JOB » Copy the full set of lines exactly as given.

· · ·

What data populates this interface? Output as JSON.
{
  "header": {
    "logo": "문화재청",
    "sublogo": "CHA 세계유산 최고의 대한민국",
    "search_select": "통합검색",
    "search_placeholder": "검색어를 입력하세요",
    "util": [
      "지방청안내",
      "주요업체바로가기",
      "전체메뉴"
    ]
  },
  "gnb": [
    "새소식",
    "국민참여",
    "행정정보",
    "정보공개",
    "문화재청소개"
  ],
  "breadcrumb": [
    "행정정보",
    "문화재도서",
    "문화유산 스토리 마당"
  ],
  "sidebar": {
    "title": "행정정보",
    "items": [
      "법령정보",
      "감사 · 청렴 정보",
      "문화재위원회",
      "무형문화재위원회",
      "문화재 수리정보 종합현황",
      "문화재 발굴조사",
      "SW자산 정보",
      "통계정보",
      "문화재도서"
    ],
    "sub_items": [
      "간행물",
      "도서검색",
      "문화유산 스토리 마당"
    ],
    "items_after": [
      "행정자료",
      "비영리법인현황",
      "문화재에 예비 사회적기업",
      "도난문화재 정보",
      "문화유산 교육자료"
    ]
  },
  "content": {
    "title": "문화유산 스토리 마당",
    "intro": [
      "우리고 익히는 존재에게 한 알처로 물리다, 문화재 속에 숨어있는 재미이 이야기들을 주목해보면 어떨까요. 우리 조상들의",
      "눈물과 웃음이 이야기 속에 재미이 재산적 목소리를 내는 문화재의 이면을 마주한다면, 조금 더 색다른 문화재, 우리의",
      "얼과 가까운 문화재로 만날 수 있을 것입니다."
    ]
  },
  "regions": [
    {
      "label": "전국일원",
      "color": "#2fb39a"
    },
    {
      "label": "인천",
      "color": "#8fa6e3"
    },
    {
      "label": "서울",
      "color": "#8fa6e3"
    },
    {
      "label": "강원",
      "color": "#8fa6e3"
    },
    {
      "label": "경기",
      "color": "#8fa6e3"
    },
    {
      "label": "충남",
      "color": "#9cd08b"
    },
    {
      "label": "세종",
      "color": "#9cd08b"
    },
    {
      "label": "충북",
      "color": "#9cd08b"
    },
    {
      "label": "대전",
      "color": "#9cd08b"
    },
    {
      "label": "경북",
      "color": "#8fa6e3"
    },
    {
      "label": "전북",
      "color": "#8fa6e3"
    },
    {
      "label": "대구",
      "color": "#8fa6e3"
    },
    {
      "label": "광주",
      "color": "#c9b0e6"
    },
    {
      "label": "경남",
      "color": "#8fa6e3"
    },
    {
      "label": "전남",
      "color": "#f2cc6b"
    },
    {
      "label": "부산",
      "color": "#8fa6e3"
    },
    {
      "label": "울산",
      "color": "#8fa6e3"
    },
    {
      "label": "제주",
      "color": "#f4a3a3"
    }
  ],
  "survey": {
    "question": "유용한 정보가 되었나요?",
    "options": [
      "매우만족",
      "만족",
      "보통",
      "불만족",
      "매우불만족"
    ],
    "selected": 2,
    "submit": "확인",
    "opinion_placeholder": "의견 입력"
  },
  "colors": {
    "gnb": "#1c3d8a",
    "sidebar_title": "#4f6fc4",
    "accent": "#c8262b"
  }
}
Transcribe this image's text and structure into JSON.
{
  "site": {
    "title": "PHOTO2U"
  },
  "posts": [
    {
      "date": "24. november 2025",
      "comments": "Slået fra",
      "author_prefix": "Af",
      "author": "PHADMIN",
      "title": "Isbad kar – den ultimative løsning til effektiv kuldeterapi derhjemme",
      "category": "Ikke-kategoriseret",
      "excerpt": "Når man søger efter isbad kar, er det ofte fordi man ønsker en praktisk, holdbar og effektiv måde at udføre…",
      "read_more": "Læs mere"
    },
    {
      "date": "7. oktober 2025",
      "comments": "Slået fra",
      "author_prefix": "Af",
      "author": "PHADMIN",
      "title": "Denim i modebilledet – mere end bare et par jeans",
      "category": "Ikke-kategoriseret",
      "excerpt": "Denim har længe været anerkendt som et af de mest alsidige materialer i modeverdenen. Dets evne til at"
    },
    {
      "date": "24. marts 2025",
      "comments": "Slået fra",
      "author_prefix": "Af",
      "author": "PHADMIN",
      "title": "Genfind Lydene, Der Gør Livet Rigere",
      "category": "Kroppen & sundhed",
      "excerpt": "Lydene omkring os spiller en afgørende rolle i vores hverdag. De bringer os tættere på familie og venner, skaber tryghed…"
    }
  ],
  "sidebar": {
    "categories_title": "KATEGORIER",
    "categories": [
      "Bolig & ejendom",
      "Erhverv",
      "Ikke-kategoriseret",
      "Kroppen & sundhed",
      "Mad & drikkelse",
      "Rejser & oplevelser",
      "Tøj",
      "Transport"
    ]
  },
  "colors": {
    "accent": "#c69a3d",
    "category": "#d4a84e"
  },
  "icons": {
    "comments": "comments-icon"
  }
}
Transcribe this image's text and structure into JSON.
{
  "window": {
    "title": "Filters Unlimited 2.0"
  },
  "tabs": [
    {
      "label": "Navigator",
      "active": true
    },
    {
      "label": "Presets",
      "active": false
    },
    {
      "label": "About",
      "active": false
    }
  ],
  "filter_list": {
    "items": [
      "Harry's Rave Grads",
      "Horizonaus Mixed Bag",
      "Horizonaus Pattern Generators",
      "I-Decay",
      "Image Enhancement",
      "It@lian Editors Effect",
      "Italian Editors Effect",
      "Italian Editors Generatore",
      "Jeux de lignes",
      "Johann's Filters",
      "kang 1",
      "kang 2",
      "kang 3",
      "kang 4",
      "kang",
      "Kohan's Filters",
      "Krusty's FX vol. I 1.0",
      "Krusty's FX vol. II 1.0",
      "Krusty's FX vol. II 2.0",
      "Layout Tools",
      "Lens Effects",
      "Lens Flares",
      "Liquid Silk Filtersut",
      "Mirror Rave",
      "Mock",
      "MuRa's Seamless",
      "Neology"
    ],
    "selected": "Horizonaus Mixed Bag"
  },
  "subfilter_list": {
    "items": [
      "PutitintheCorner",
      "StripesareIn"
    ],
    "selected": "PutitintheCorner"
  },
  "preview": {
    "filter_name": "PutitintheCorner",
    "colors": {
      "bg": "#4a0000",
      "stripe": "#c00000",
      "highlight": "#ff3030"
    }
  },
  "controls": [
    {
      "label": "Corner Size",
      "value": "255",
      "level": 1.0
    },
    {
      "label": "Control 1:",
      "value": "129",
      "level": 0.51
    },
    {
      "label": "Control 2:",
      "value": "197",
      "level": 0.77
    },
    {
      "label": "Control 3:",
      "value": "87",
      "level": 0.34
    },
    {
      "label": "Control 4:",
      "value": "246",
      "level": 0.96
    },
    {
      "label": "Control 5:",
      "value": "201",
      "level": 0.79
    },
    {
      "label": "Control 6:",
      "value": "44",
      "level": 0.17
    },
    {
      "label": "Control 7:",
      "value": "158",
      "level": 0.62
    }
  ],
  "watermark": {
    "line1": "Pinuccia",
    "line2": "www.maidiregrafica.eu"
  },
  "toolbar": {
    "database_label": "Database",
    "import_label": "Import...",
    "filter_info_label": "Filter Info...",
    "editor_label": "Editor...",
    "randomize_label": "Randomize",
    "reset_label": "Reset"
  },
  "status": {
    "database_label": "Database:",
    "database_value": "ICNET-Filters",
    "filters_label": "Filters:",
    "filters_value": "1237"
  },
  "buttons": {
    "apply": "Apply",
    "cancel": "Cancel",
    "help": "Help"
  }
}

· · ·

REPLY TO THE EXERCISE »
What data populates this interface? Output as JSON.
{
  "header": {
    "logo": "문화재청",
    "sublogo": "CHA 세계유산 최고의 대한민국",
    "search_select": "통합검색",
    "search_placeholder": "검색어를 입력하세요",
    "util": [
      "지방청안내",
      "주요업체바로가기",
      "전체메뉴"
    ]
  },
  "gnb": [
    "새소식",
    "국민참여",
    "행정정보",
    "정보공개",
    "문화재청소개"
  ],
  "breadcrumb": [
    "행정정보",
    "문화재도서",
    "문화유산 스토리 마당"
  ],
  "sidebar": {
    "title": "행정정보",
    "items": [
      "법령정보",
      "감사 · 청렴 정보",
      "문화재위원회",
      "무형문화재위원회",
      "문화재 수리정보 종합현황",
      "문화재 발굴조사",
      "SW자산 정보",
      "통계정보",
      "문화재도서"
    ],
    "sub_items": [
      "간행물",
      "도서검색",
      "문화유산 스토리 마당"
    ],
    "items_after": [
      "행정자료",
      "비영리법인현황",
      "문화재에 예비 사회적기업",
      "도난문화재 정보",
      "문화유산 교육자료"
    ]
  },
  "content": {
    "title": "문화유산 스토리 마당",
    "intro": [
      "우리고 익히는 존재에게 한 알처로 물리다, 문화재 속에 숨어있는 재미이 이야기들을 주목해보면 어떨까요. 우리 조상들의",
      "눈물과 웃음이 이야기 속에 재미이 재산적 목소리를 내는 문화재의 이면을 마주한다면, 조금 더 색다른 문화재, 우리의",
      "얼과 가까운 문화재로 만날 수 있을 것입니다."
    ]
  },
  "regions": [
    {
      "label": "전국일원",
      "color": "#2fb39a"
    },
    {
      "label": "인천",
      "color": "#8fa6e3"
    },
    {
      "label": "서울",
      "color": "#8fa6e3"
    },
    {
      "label": "강원",
      "color": "#8fa6e3"
    },
    {
      "label": "경기",
      "color": "#8fa6e3"
    },
    {
      "label": "충남",
      "color": "#9cd08b"
    },
    {
      "label": "세종",
      "color": "#9cd08b"
    },
    {
      "label": "충북",
      "color": "#9cd08b"
    },
    {
      "label": "대전",
      "color": "#9cd08b"
    },
    {
      "label": "경북",
      "color": "#8fa6e3"
    },
    {
      "label": "전북",
      "color": "#8fa6e3"
    },
    {
      "label": "대구",
      "color": "#8fa6e3"
    },
    {
      "label": "광주",
      "color": "#c9b0e6"
    },
    {
      "label": "경남",
      "color": "#8fa6e3"
    },
    {
      "label": "전남",
      "color": "#f2cc6b"
    },
    {
      "label": "부산",
      "color": "#8fa6e3"
    },
    {
      "label": "울산",
      "color": "#8fa6e3"
    },
    {
      "label": "제주",
      "color": "#f4a3a3"
    }
  ],
  "survey": {
    "question": "유용한 정보가 되었나요?",
    "options": [
      "매우만족",
      "만족",
      "보통",
      "불만족",
      "매우불만족"
    ],
    "selected": 2,
    "submit": "확인",
    "opinion_placeholder": "의견 입력"
  },
  "colors": {
    "gnb": "#1c3d8a",
    "sidebar_title": "#4f6fc4",
    "accent": "#c8262b"
  }
}
Transcribe this image's text and structure into JSON.
{
  "site": {
    "title": "PHOTO2U"
  },
  "posts": [
    {
      "date": "24. november 2025",
      "comments": "Slået fra",
      "author_prefix": "Af",
      "author": "PHADMIN",
      "title": "Isbad kar – den ultimative løsning til effektiv kuldeterapi derhjemme",
      "category": "Ikke-kategoriseret",
      "excerpt": "Når man søger efter isbad kar, er det ofte fordi man ønsker en praktisk, holdbar og effektiv måde at udføre…",
      "read_more": "Læs mere"
    },
    {
      "date": "7. oktober 2025",
      "comments": "Slået fra",
      "author_prefix": "Af",
      "author": "PHADMIN",
      "title": "Denim i modebilledet – mere end bare et par jeans",
      "category": "Ikke-kategoriseret",
      "excerpt": "Denim har længe været anerkendt som et af de mest alsidige materialer i modeverdenen. Dets evne til at"
    },
    {
      "date": "24. marts 2025",
      "comments": "Slået fra",
      "author_prefix": "Af",
      "author": "PHADMIN",
      "title": "Genfind Lydene, Der Gør Livet Rigere",
      "category": "Kroppen & sundhed",
      "excerpt": "Lydene omkring os spiller en afgørende rolle i vores hverdag. De bringer os tættere på familie og venner, skaber tryghed…"
    }
  ],
  "sidebar": {
    "categories_title": "KATEGORIER",
    "categories": [
      "Bolig & ejendom",
      "Erhverv",
      "Ikke-kategoriseret",
      "Kroppen & sundhed",
      "Mad & drikkelse",
      "Rejser & oplevelser",
      "Tøj",
      "Transport"
    ]
  },
  "colors": {
    "accent": "#c69a3d",
    "category": "#d4a84e"
  },
  "icons": {
    "comments": "comments-icon"
  }
}
Transcribe this image's text and structure into JSON.
{
  "window": {
    "title": "Filters Unlimited 2.0"
  },
  "tabs": [
    {
      "label": "Navigator",
      "active": true
    },
    {
      "label": "Presets",
      "active": false
    },
    {
      "label": "About",
      "active": false
    }
  ],
  "filter_list": {
    "items": [
      "Harry's Rave Grads",
      "Horizonaus Mixed Bag",
      "Horizonaus Pattern Generators",
      "I-Decay",
      "Image Enhancement",
      "It@lian Editors Effect",
      "Italian Editors Effect",
      "Italian Editors Generatore",
      "Jeux de lignes",
      "Johann's Filters",
      "kang 1",
      "kang 2",
      "kang 3",
      "kang 4",
      "kang",
      "Kohan's Filters",
      "Krusty's FX vol. I 1.0",
      "Krusty's FX vol. II 1.0",
      "Krusty's FX vol. II 2.0",
      "Layout Tools",
      "Lens Effects",
      "Lens Flares",
      "Liquid Silk Filtersut",
      "Mirror Rave",
      "Mock",
      "MuRa's Seamless",
      "Neology"
    ],
    "selected": "Horizonaus Mixed Bag"
  },
  "subfilter_list": {
    "items": [
      "PutitintheCorner",
      "StripesareIn"
    ],
    "selected": "PutitintheCorner"
  },
  "preview": {
    "filter_name": "PutitintheCorner",
    "colors": {
      "bg": "#4a0000",
      "stripe": "#c00000",
      "highlight": "#ff3030"
    }
  },
  "controls": [
    {
      "label": "Corner Size",
      "value": "255",
      "level": 1.0
    },
    {
      "label": "Control 1:",
      "value": "129",
      "level": 0.51
    },
    {
      "label": "Control 2:",
      "value": "197",
      "level": 0.77
    },
    {
      "label": "Control 3:",
      "value": "87",
      "level": 0.34
    },
    {
      "label": "Control 4:",
      "value": "246",
      "level": 0.96
    },
    {
      "label": "Control 5:",
      "value": "201",
      "level": 0.79
    },
    {
      "label": "Control 6:",
      "value": "44",
      "level": 0.17
    },
    {
      "label": "Control 7:",
      "value": "158",
      "level": 0.62
    }
  ],
  "watermark": {
    "line1": "Pinuccia",
    "line2": "www.maidiregrafica.eu"
  },
  "toolbar": {
    "database_label": "Database",
    "import_label": "Import...",
    "filter_info_label": "Filter Info...",
    "editor_label": "Editor...",
    "randomize_label": "Randomize",
    "reset_label": "Reset"
  },
  "status": {
    "database_label": "Database:",
    "database_value": "ICNET-Filters",
    "filters_label": "Filters:",
    "filters_value": "1237"
  },
  "buttons": {
    "apply": "Apply",
    "cancel": "Cancel",
    "help": "Help"
  }
}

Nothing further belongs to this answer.